### GIVEN TASK
Write out all entries word for word.

### DATASET EXTRACT
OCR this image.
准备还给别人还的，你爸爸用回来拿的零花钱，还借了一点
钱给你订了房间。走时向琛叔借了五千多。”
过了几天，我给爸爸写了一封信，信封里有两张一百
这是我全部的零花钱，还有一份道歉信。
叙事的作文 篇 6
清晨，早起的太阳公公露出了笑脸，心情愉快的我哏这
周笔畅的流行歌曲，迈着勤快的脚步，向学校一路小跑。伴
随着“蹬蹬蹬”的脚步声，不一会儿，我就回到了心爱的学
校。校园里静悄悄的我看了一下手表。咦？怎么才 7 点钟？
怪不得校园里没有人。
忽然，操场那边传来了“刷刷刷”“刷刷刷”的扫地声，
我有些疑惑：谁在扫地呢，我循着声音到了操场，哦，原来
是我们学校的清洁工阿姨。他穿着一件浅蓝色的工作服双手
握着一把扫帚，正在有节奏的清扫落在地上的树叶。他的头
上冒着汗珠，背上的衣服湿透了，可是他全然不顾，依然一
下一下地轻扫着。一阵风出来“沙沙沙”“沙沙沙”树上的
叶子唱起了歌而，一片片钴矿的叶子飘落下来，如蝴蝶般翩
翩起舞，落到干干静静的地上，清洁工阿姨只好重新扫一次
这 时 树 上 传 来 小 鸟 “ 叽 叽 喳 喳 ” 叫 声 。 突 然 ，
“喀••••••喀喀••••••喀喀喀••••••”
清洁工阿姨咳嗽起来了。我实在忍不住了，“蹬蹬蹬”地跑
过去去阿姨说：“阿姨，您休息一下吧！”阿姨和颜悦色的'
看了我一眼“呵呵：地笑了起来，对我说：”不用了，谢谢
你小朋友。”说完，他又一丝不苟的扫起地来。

### WORKED ANSWER
OCR this image.
准备还给别人还的，你爸爸用回来拿的零花钱，还借了一点
钱给你订了房间。走时向琛叔借了五千多。”
过了几天，我给爸爸写了一封信，信封里有两张一百
这是我全部的零花钱，还有一份道歉信。
叙事的作文 篇 6
清晨，早起的太阳公公露出了笑脸，心情愉快的我哏这
周笔畅的流行歌曲，迈着勤快的脚步，向学校一路小跑。伴
随着“蹬蹬蹬”的脚步声，不一会儿，我就回到了心爱的学
校。校园里静悄悄的我看了一下手表。咦？怎么才 7 点钟？
怪不得校园里没有人。
忽然，操场那边传来了“刷刷刷”“刷刷刷”的扫地声，
我有些疑惑：谁在扫地呢，我循着声音到了操场，哦，原来
是我们学校的清洁工阿姨。他穿着一件浅蓝色的工作服双手
握着一把扫帚，正在有节奏的清扫落在地上的树叶。他的头
上冒着汗珠，背上的衣服湿透了，可是他全然不顾，依然一
下一下地轻扫着。一阵风出来“沙沙沙”“沙沙沙”树上的
叶子唱起了歌而，一片片钴矿的叶子飘落下来，如蝴蝶般翩
翩起舞，落到干干静静的地上，清洁工阿姨只好重新扫一次
这 时 树 上 传 来 小 鸟 “ 叽 叽 喳 喳 ” 叫 声 。 突 然 ，
“喀••••••喀喀••••••喀喀喀••••••”
清洁工阿姨咳嗽起来了。我实在忍不住了，“蹬蹬蹬”地跑
过去去阿姨说：“阿姨，您休息一下吧！”阿姨和颜悦色的'
看了我一眼“呵呵：地笑了起来，对我说：”不用了，谢谢
你小朋友。”说完，他又一丝不苟的扫起地来。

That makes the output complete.